■ THE REQUEST: Check each line of the material below, and copy it if it holds the string "right".

■ EXTRACTED ENTRIES:
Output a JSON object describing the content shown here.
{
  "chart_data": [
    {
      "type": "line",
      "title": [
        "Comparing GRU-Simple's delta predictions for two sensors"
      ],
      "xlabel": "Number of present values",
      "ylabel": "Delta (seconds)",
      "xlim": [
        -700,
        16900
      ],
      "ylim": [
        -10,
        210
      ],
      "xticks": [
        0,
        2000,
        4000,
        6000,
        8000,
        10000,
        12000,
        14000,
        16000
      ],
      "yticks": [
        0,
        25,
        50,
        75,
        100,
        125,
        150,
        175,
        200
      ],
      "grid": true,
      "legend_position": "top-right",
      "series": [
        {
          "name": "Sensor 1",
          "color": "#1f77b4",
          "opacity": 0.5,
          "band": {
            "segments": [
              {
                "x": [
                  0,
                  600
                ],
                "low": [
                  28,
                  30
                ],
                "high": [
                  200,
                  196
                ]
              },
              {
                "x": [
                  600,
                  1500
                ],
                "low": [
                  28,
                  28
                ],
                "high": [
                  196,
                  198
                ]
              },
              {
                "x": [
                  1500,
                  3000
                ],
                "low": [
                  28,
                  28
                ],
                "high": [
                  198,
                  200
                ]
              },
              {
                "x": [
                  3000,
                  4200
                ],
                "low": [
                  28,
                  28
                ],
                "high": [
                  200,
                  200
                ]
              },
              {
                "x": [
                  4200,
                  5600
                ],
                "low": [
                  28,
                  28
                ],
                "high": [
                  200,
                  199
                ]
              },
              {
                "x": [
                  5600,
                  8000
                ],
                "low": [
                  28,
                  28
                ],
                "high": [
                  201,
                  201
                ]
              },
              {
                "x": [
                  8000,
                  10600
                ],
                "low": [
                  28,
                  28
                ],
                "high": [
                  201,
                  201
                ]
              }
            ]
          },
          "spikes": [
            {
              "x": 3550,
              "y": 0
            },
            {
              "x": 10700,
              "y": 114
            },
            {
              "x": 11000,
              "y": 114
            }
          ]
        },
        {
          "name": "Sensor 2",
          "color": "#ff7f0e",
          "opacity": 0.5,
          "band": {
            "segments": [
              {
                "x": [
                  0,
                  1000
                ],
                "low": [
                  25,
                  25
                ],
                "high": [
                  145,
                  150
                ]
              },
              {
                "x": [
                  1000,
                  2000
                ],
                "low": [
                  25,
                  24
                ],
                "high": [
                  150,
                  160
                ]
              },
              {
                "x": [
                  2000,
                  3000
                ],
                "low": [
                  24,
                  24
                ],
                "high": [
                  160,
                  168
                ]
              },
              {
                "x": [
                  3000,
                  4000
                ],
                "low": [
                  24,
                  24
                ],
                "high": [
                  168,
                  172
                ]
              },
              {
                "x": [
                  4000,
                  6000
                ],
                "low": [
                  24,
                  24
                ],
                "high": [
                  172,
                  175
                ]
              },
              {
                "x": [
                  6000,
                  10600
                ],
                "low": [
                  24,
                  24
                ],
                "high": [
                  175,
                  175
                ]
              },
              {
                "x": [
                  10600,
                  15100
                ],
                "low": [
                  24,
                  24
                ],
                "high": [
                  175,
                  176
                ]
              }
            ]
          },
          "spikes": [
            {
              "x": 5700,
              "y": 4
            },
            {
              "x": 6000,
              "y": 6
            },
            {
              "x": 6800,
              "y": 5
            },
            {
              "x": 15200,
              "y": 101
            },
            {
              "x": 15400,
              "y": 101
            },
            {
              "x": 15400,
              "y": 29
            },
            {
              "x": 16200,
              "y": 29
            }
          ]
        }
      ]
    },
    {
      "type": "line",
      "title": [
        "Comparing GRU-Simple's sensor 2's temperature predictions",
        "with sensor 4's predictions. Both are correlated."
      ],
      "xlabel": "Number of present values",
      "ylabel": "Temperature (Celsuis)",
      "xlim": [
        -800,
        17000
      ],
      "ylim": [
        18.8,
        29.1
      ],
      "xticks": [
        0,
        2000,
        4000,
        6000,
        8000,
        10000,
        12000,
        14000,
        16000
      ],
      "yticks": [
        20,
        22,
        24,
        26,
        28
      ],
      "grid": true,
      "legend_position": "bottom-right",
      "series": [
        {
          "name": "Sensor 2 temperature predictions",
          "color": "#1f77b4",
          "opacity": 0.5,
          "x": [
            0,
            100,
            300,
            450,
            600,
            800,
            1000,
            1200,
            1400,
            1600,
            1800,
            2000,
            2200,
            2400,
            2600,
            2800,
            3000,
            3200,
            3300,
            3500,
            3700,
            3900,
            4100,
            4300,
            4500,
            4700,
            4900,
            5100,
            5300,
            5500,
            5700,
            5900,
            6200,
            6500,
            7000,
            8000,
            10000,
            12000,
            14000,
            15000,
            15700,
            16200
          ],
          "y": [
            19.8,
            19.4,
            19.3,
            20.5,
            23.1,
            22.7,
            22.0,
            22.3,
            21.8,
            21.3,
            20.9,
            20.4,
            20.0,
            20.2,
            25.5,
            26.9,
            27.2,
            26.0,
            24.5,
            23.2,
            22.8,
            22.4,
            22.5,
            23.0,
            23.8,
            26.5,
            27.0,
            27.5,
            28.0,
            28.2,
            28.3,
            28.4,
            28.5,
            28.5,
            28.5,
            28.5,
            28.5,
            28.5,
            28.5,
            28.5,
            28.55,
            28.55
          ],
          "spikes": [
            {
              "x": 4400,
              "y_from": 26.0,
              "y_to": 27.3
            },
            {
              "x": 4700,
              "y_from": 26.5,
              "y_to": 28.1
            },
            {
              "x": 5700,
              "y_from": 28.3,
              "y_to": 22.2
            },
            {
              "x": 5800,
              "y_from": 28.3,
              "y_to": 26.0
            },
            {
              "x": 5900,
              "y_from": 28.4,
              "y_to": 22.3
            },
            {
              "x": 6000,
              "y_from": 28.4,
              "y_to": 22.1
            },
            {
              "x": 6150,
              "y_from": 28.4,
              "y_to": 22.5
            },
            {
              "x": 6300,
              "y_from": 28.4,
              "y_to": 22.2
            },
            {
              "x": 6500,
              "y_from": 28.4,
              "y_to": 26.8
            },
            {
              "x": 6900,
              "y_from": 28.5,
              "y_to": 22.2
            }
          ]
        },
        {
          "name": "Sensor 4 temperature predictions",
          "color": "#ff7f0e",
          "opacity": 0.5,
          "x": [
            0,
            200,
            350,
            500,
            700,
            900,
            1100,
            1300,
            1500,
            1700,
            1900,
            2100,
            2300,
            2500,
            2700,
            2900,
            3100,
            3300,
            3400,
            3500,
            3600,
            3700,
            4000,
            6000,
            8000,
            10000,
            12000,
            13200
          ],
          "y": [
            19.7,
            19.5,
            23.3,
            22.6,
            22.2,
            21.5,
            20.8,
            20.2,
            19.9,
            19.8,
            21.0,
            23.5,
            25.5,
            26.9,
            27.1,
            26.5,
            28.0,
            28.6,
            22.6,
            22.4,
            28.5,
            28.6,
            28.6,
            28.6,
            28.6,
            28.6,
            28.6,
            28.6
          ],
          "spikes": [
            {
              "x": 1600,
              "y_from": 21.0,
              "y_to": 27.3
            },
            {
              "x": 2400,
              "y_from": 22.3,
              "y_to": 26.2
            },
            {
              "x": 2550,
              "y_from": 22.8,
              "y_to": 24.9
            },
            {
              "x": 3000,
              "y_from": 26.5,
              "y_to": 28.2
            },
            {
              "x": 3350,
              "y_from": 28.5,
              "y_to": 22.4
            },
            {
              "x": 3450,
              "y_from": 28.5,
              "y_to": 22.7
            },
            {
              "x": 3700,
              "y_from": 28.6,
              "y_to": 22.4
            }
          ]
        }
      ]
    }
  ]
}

■ EXPECTED ANSWER:
      "legend_position": "top-right",
      "legend_position": "bottom-right",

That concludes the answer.